◆ The request ◆
Transcribe the lines below verbatim, skipping the images.

-- START Data --

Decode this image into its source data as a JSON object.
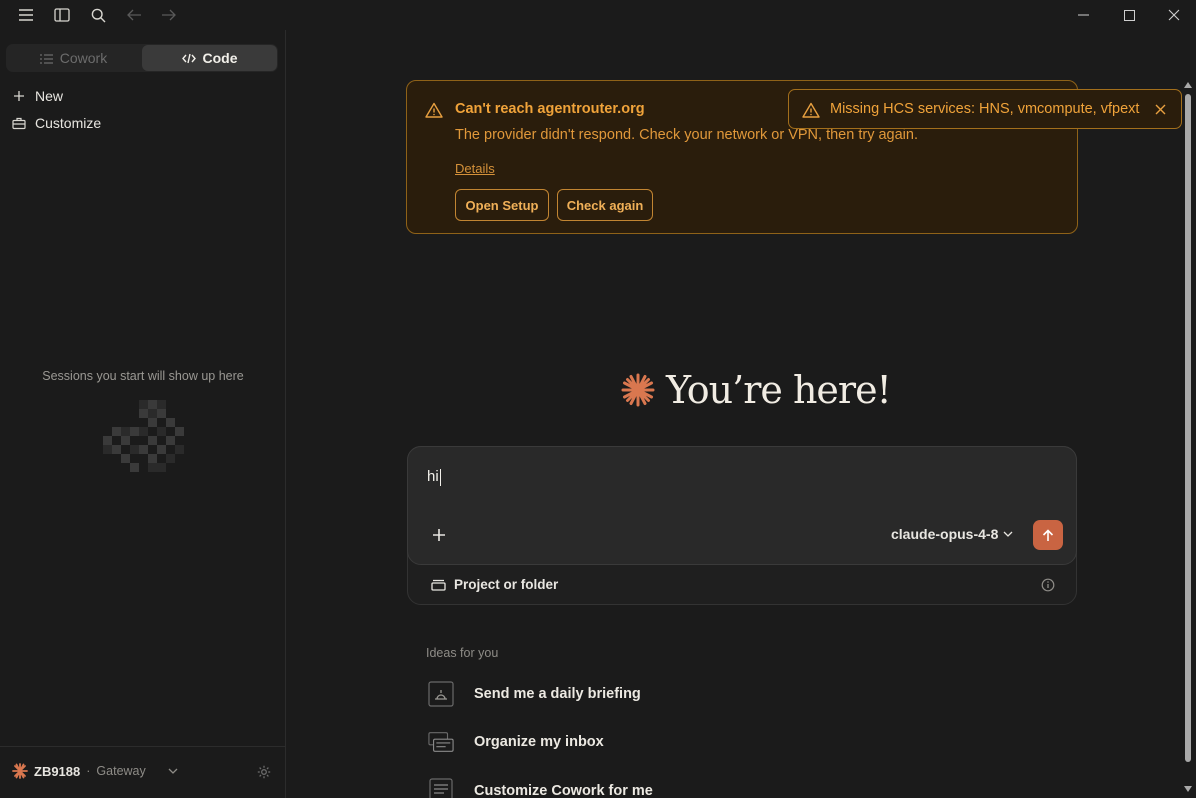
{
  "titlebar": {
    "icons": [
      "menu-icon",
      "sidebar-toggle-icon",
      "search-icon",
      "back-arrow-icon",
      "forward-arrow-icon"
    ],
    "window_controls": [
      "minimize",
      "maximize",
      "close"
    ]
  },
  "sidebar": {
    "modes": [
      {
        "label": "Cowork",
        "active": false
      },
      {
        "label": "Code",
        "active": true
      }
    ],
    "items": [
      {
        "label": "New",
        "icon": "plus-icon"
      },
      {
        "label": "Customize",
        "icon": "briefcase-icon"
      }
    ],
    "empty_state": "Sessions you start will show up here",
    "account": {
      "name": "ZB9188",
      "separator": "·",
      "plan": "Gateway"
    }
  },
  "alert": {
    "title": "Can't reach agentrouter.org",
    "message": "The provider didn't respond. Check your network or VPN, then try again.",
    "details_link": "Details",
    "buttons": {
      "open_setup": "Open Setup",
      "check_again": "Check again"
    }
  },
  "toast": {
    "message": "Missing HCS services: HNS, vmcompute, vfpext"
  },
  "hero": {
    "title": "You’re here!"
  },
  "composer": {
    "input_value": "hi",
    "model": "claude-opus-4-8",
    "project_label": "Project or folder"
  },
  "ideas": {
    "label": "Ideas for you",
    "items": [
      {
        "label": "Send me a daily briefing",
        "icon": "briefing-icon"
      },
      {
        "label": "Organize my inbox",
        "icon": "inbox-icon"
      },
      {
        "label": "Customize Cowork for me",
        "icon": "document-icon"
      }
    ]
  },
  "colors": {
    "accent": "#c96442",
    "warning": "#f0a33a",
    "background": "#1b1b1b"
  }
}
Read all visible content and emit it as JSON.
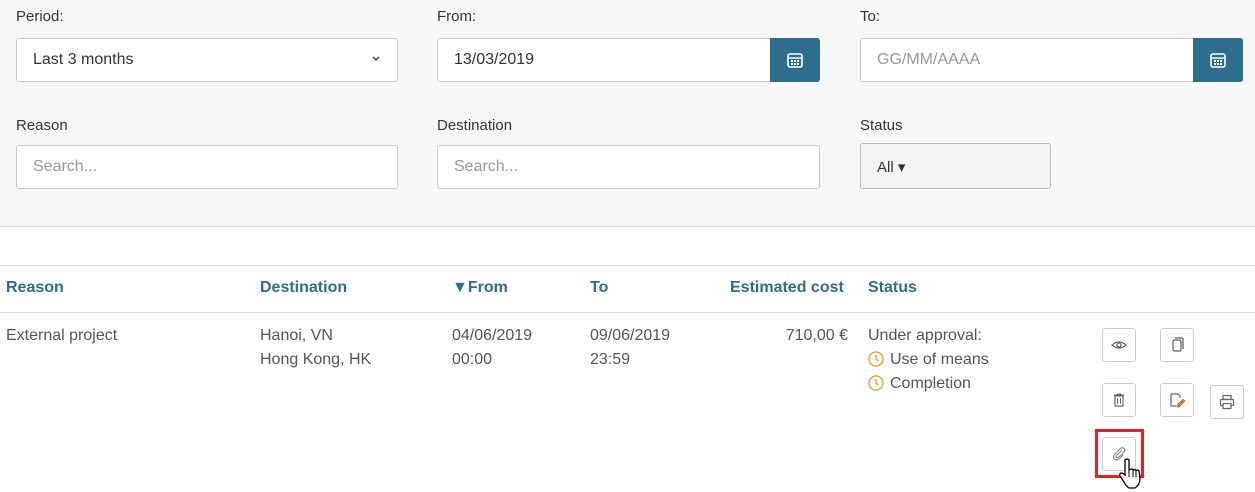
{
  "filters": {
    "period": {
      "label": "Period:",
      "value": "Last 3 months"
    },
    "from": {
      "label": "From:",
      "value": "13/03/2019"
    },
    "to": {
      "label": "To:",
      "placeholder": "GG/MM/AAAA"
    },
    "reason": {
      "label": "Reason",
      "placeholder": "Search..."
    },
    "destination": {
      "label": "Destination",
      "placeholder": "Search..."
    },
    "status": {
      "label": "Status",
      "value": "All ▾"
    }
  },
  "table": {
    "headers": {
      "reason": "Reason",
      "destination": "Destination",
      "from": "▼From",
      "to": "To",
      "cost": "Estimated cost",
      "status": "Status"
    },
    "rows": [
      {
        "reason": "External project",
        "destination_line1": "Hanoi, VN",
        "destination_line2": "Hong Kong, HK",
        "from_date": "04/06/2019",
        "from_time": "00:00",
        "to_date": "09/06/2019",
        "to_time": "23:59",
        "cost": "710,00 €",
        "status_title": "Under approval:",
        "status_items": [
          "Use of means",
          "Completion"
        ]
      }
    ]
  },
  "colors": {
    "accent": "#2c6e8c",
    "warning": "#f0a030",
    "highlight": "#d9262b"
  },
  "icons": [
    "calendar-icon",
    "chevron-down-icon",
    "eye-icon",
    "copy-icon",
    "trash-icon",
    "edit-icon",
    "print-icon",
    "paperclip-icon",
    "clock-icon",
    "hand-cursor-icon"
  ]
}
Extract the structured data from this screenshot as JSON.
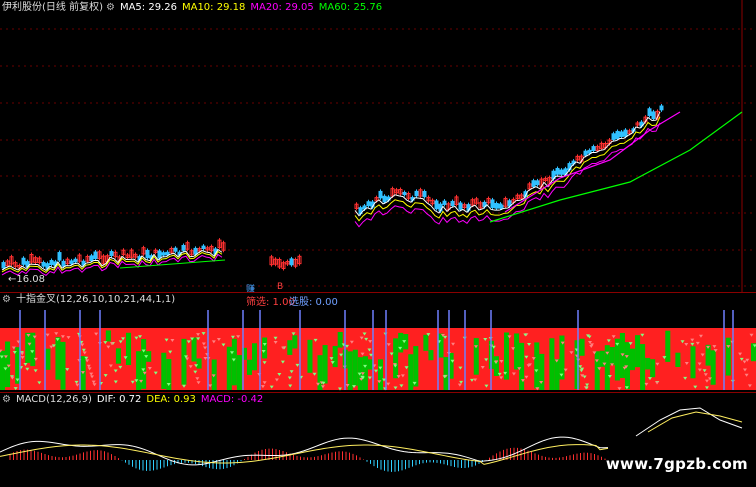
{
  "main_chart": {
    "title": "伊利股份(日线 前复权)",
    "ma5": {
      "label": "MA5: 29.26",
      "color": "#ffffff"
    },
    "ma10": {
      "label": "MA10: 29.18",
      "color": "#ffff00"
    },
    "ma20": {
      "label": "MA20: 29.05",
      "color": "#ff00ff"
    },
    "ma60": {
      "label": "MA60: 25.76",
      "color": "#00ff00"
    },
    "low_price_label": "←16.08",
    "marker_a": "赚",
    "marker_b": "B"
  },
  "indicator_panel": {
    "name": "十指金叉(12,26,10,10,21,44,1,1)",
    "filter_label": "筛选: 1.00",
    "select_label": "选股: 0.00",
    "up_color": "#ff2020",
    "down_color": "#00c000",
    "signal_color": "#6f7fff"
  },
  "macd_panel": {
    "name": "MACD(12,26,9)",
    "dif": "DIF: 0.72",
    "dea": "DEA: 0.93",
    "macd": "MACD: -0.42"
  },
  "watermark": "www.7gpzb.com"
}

-- END Data --

◆ Completed task ◆
Decode this image into its source data as a JSON object.
{
  "titlebar": {
    "icons": [
      "menu-icon",
      "sidebar-toggle-icon",
      "search-icon",
      "back-arrow-icon",
      "forward-arrow-icon"
    ],
    "window_controls": [
      "minimize",
      "maximize",
      "close"
    ]
  },
  "sidebar": {
    "modes": [
      {
        "label": "Cowork",
        "active": false
      },
      {
        "label": "Code",
        "active": true
      }
    ],
    "items": [
      {
        "label": "New",
        "icon": "plus-icon"
      },
      {
        "label": "Customize",
        "icon": "briefcase-icon"
      }
    ],
    "empty_state": "Sessions you start will show up here",
    "account": {
      "name": "ZB9188",
      "separator": "·",
      "plan": "Gateway"
    }
  },
  "alert": {
    "title": "Can't reach agentrouter.org",
    "message": "The provider didn't respond. Check your network or VPN, then try again.",
    "details_link": "Details",
    "buttons": {
      "open_setup": "Open Setup",
      "check_again": "Check again"
    }
  },
  "toast": {
    "message": "Missing HCS services: HNS, vmcompute, vfpext"
  },
  "hero": {
    "title": "You’re here!"
  },
  "composer": {
    "input_value": "hi",
    "model": "claude-opus-4-8",
    "project_label": "Project or folder"
  },
  "ideas": {
    "label": "Ideas for you",
    "items": [
      {
        "label": "Send me a daily briefing",
        "icon": "briefing-icon"
      },
      {
        "label": "Organize my inbox",
        "icon": "inbox-icon"
      },
      {
        "label": "Customize Cowork for me",
        "icon": "document-icon"
      }
    ]
  },
  "colors": {
    "accent": "#c96442",
    "warning": "#f0a33a",
    "background": "#1b1b1b"
  }
}
Read all visible content and emit it as JSON.
{
  "filters": {
    "period": {
      "label": "Period:",
      "value": "Last 3 months"
    },
    "from": {
      "label": "From:",
      "value": "13/03/2019"
    },
    "to": {
      "label": "To:",
      "placeholder": "GG/MM/AAAA"
    },
    "reason": {
      "label": "Reason",
      "placeholder": "Search..."
    },
    "destination": {
      "label": "Destination",
      "placeholder": "Search..."
    },
    "status": {
      "label": "Status",
      "value": "All ▾"
    }
  },
  "table": {
    "headers": {
      "reason": "Reason",
      "destination": "Destination",
      "from": "▼From",
      "to": "To",
      "cost": "Estimated cost",
      "status": "Status"
    },
    "rows": [
      {
        "reason": "External project",
        "destination_line1": "Hanoi, VN",
        "destination_line2": "Hong Kong, HK",
        "from_date": "04/06/2019",
        "from_time": "00:00",
        "to_date": "09/06/2019",
        "to_time": "23:59",
        "cost": "710,00 €",
        "status_title": "Under approval:",
        "status_items": [
          "Use of means",
          "Completion"
        ]
      }
    ]
  },
  "colors": {
    "accent": "#2c6e8c",
    "warning": "#f0a030",
    "highlight": "#d9262b"
  },
  "icons": [
    "calendar-icon",
    "chevron-down-icon",
    "eye-icon",
    "copy-icon",
    "trash-icon",
    "edit-icon",
    "print-icon",
    "paperclip-icon",
    "clock-icon",
    "hand-cursor-icon"
  ]
}
Extract the structured data from this screenshot as JSON.
{
  "main_chart": {
    "title": "伊利股份(日线 前复权)",
    "ma5": {
      "label": "MA5: 29.26",
      "color": "#ffffff"
    },
    "ma10": {
      "label": "MA10: 29.18",
      "color": "#ffff00"
    },
    "ma20": {
      "label": "MA20: 29.05",
      "color": "#ff00ff"
    },
    "ma60": {
      "label": "MA60: 25.76",
      "color": "#00ff00"
    },
    "low_price_label": "←16.08",
    "marker_a": "赚",
    "marker_b": "B"
  },
  "indicator_panel": {
    "name": "十指金叉(12,26,10,10,21,44,1,1)",
    "filter_label": "筛选: 1.00",
    "select_label": "选股: 0.00",
    "up_color": "#ff2020",
    "down_color": "#00c000",
    "signal_color": "#6f7fff"
  },
  "macd_panel": {
    "name": "MACD(12,26,9)",
    "dif": "DIF: 0.72",
    "dea": "DEA: 0.93",
    "macd": "MACD: -0.42"
  },
  "watermark": "www.7gpzb.com"
}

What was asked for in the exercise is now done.